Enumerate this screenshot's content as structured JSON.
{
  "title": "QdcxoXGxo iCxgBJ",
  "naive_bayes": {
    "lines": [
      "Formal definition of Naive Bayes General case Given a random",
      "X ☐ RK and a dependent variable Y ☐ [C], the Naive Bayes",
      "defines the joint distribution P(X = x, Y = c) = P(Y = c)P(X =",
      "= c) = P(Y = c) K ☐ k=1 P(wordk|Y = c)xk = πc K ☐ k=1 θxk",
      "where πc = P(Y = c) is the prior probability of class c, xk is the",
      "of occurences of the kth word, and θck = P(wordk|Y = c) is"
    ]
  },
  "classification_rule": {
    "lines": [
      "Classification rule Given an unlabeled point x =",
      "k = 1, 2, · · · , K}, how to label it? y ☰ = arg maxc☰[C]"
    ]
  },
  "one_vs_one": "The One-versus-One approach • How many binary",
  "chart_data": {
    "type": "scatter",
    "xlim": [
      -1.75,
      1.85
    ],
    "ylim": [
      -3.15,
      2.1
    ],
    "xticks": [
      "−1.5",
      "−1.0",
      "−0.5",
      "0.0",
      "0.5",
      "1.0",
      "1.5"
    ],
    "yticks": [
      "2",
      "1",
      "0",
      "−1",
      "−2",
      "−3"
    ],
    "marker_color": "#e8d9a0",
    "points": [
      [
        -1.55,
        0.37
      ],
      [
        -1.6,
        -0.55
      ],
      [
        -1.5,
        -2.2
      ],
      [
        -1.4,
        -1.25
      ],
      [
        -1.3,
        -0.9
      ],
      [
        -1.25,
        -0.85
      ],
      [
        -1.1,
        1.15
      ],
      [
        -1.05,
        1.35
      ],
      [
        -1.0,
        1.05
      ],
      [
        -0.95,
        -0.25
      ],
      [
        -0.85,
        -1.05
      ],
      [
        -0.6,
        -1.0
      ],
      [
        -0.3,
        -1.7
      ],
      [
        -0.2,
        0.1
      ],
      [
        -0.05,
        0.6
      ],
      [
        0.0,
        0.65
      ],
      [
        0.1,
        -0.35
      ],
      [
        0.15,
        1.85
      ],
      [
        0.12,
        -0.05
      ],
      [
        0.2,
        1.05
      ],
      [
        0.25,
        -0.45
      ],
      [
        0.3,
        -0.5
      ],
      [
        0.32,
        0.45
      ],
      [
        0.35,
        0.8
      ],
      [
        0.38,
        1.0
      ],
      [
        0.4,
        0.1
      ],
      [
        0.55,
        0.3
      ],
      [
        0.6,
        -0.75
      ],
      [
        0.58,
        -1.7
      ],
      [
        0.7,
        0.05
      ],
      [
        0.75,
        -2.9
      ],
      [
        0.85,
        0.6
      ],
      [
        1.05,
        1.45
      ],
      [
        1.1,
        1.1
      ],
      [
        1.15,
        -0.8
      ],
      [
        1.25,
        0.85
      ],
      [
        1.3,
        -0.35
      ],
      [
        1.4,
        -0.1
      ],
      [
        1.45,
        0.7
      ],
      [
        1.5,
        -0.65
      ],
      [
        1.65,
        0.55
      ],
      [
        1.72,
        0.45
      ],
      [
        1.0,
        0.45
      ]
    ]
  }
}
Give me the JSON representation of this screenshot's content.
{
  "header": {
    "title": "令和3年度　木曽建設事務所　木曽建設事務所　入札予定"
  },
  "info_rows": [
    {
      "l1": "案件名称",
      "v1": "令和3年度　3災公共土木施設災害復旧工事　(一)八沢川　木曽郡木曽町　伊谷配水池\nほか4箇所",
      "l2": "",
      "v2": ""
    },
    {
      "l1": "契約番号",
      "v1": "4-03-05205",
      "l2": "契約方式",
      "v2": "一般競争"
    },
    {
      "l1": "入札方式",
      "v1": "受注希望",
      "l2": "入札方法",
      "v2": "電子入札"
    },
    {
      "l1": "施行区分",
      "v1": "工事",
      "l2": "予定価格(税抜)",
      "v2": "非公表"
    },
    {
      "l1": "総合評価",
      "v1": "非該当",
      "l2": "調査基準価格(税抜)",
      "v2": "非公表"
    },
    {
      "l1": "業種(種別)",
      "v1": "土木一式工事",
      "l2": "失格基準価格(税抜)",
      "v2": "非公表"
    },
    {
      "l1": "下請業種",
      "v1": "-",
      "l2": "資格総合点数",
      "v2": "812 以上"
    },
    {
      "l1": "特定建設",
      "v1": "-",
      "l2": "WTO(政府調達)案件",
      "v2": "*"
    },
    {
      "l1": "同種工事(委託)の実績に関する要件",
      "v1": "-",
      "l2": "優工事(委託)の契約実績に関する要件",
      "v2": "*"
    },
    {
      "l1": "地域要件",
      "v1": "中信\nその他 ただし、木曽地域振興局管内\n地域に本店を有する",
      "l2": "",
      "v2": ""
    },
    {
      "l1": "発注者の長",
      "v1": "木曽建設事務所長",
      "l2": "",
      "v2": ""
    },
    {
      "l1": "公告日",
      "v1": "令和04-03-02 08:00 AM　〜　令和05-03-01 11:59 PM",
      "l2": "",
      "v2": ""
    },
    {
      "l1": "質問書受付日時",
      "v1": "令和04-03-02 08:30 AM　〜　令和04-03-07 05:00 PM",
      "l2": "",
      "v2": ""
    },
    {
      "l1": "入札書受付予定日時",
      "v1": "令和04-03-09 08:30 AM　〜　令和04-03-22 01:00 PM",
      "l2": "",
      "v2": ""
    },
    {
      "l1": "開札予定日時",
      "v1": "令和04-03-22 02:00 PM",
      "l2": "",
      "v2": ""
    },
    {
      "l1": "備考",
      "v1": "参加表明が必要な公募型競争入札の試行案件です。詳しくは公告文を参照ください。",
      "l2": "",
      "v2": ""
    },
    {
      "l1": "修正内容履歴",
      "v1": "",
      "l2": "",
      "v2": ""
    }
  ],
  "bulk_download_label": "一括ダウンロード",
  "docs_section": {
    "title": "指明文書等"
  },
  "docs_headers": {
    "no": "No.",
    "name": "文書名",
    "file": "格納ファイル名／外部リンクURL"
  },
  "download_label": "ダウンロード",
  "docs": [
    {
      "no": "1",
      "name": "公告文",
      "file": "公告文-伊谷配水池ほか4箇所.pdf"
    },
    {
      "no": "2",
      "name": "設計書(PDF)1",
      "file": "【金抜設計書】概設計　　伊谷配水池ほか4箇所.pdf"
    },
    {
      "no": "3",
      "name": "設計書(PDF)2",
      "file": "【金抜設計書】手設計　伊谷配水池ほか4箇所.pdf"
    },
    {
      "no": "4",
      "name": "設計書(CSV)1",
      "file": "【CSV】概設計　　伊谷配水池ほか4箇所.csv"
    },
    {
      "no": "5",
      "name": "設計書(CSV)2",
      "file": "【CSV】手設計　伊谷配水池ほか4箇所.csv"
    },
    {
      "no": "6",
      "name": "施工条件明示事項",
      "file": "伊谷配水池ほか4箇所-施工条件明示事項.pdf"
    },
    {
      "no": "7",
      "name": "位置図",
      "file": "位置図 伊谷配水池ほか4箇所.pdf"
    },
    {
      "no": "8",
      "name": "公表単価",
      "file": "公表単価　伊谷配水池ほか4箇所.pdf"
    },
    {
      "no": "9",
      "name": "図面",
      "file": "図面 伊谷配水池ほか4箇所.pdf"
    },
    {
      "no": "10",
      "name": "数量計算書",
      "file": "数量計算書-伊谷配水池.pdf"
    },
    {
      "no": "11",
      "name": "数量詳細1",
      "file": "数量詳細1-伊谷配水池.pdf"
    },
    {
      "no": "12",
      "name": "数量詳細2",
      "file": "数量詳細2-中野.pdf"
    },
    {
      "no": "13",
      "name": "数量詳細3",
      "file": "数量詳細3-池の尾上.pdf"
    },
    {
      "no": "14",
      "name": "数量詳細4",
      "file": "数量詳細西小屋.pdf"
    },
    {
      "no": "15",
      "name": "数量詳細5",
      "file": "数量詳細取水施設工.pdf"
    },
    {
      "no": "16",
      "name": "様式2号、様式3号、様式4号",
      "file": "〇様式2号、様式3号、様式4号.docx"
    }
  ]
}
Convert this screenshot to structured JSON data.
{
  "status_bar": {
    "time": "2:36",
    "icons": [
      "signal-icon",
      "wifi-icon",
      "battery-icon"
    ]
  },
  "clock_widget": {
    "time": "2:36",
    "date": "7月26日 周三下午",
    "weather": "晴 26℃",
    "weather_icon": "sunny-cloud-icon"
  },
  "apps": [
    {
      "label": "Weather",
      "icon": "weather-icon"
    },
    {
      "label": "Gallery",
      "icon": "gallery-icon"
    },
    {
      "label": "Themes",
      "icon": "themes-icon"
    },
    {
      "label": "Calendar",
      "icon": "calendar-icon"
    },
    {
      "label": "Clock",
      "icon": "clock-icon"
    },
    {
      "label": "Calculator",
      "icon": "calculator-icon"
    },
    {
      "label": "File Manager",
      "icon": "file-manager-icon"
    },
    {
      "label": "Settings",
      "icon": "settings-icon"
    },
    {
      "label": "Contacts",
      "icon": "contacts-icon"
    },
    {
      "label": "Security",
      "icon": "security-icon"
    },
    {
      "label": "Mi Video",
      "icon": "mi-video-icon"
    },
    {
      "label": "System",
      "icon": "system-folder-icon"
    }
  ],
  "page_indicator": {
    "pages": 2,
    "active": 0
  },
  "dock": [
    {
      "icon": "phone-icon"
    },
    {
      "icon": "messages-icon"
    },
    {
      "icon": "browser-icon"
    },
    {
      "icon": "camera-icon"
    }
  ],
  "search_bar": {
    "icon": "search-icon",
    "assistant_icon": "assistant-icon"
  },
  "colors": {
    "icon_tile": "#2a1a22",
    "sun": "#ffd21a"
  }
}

════════════════════

**Work required:**
Out of the material above, select every line that holds the string "this".

**Written response:**
Enumerate this screenshot's content as structured JSON.
Give me the JSON representation of this screenshot's content.
Convert this screenshot to structured JSON data.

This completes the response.